* [GIVEN EXERCISE]:
Alter the listing below by replacing "line" with "row" wherever it occurs, keeping all other wording unchanged, and leave the pictures out of your answer.

* [STORED ROWS]:
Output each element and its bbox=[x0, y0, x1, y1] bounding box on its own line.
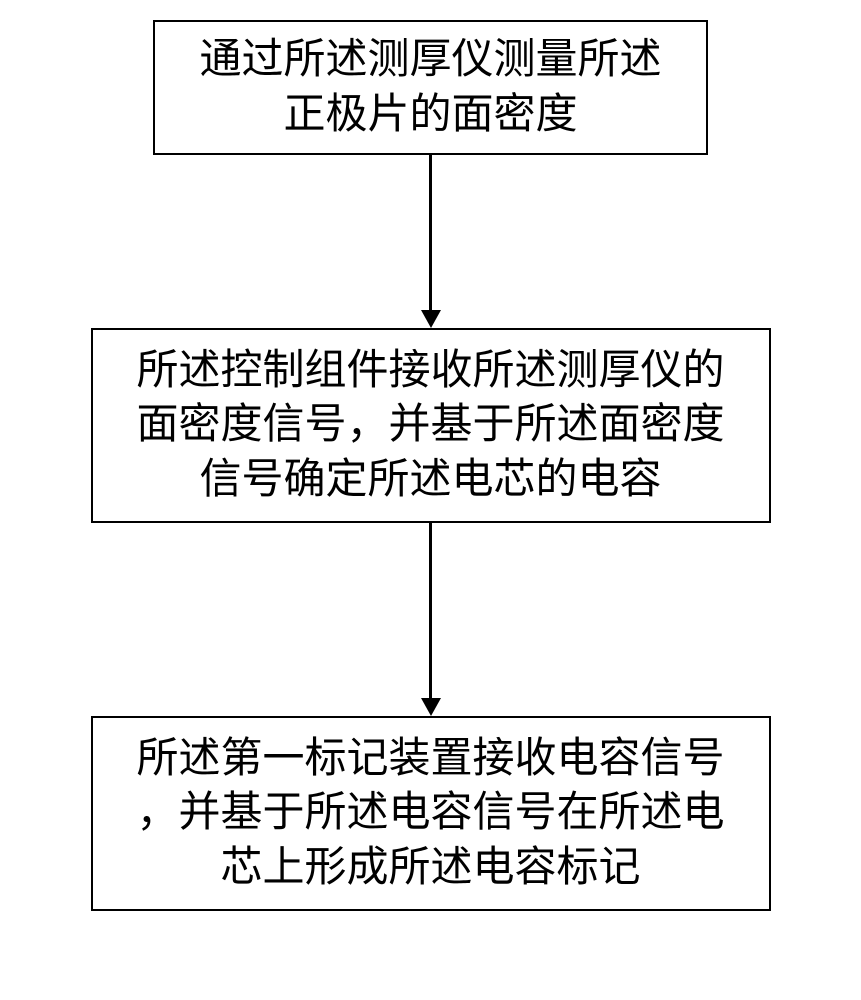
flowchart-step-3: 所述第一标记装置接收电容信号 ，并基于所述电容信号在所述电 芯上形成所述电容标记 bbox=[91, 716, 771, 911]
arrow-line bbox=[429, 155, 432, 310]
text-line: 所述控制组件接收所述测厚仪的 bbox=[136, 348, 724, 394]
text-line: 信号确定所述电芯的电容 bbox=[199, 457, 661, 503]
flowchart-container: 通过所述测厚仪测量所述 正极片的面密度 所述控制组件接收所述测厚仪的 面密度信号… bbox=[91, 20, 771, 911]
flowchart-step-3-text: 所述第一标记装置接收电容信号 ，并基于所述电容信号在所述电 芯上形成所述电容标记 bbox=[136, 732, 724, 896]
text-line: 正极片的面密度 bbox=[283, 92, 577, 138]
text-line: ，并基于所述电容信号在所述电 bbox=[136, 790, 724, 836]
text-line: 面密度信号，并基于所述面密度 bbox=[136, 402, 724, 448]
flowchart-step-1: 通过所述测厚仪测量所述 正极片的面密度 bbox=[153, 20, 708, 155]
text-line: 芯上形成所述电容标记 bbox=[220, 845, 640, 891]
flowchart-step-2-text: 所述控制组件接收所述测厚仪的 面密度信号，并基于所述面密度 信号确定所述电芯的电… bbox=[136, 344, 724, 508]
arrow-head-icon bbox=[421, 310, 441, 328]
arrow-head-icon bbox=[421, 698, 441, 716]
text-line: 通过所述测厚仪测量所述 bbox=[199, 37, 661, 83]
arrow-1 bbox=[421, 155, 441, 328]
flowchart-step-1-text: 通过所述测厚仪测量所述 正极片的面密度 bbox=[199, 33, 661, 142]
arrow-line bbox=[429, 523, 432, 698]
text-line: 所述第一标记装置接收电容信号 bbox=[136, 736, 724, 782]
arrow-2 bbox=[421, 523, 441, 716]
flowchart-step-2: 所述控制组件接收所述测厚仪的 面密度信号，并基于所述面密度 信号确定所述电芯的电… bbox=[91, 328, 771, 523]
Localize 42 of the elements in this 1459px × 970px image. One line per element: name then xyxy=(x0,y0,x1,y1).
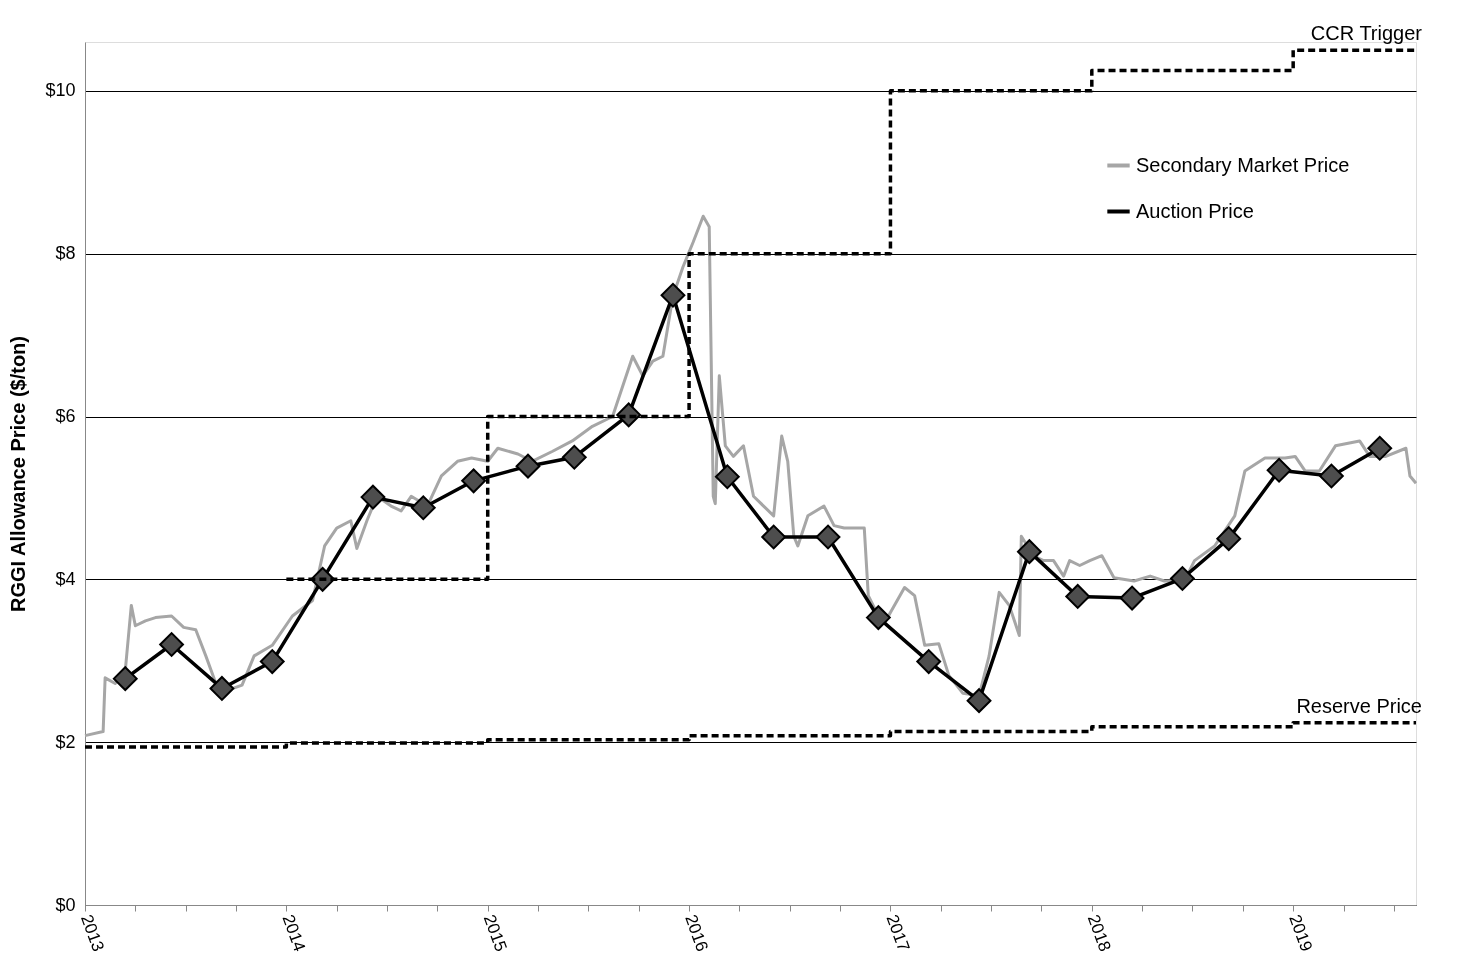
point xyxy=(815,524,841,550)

* [RESULT]:
Output each element and its bbox=[x0, y0, x1, y1] bounding box on its own row.
flowchart-step-3: 所述第一标记装置接收电容信号 ，并基于所述电容信号在所述电 芯上形成所述电容标记 bbox=[91, 716, 771, 911]
arrow-row bbox=[429, 155, 432, 310]
text-row: 所述控制组件接收所述测厚仪的 bbox=[136, 348, 724, 394]
text-row: 信号确定所述电芯的电容 bbox=[199, 457, 661, 503]
flowchart-container: 通过所述测厚仪测量所述 正极片的面密度 所述控制组件接收所述测厚仪的 面密度信号… bbox=[91, 20, 771, 911]
flowchart-step-3-text: 所述第一标记装置接收电容信号 ，并基于所述电容信号在所述电 芯上形成所述电容标记 bbox=[136, 732, 724, 896]
text-row: 正极片的面密度 bbox=[283, 92, 577, 138]
text-row: ，并基于所述电容信号在所述电 bbox=[136, 790, 724, 836]
text-row: 面密度信号，并基于所述面密度 bbox=[136, 402, 724, 448]
flowchart-step-1: 通过所述测厚仪测量所述 正极片的面密度 bbox=[153, 20, 708, 155]
text-row: 芯上形成所述电容标记 bbox=[220, 845, 640, 891]
flowchart-step-2-text: 所述控制组件接收所述测厚仪的 面密度信号，并基于所述面密度 信号确定所述电芯的电… bbox=[136, 344, 724, 508]
arrow-head-icon bbox=[421, 310, 441, 328]
arrow-head-icon bbox=[421, 698, 441, 716]
text-row: 通过所述测厚仪测量所述 bbox=[199, 37, 661, 83]
arrow-1 bbox=[421, 155, 441, 328]
flowchart-step-1-text: 通过所述测厚仪测量所述 正极片的面密度 bbox=[199, 33, 661, 142]
arrow-row bbox=[429, 523, 432, 698]
text-row: 所述第一标记装置接收电容信号 bbox=[136, 736, 724, 782]
arrow-2 bbox=[421, 523, 441, 716]
flowchart-step-2: 所述控制组件接收所述测厚仪的 面密度信号，并基于所述面密度 信号确定所述电芯的电… bbox=[91, 328, 771, 523]
Localize 42 of the elements in this 1459px × 970px image. One row per element: name then xyxy=(x0,y0,x1,y1).
point xyxy=(815,524,841,550)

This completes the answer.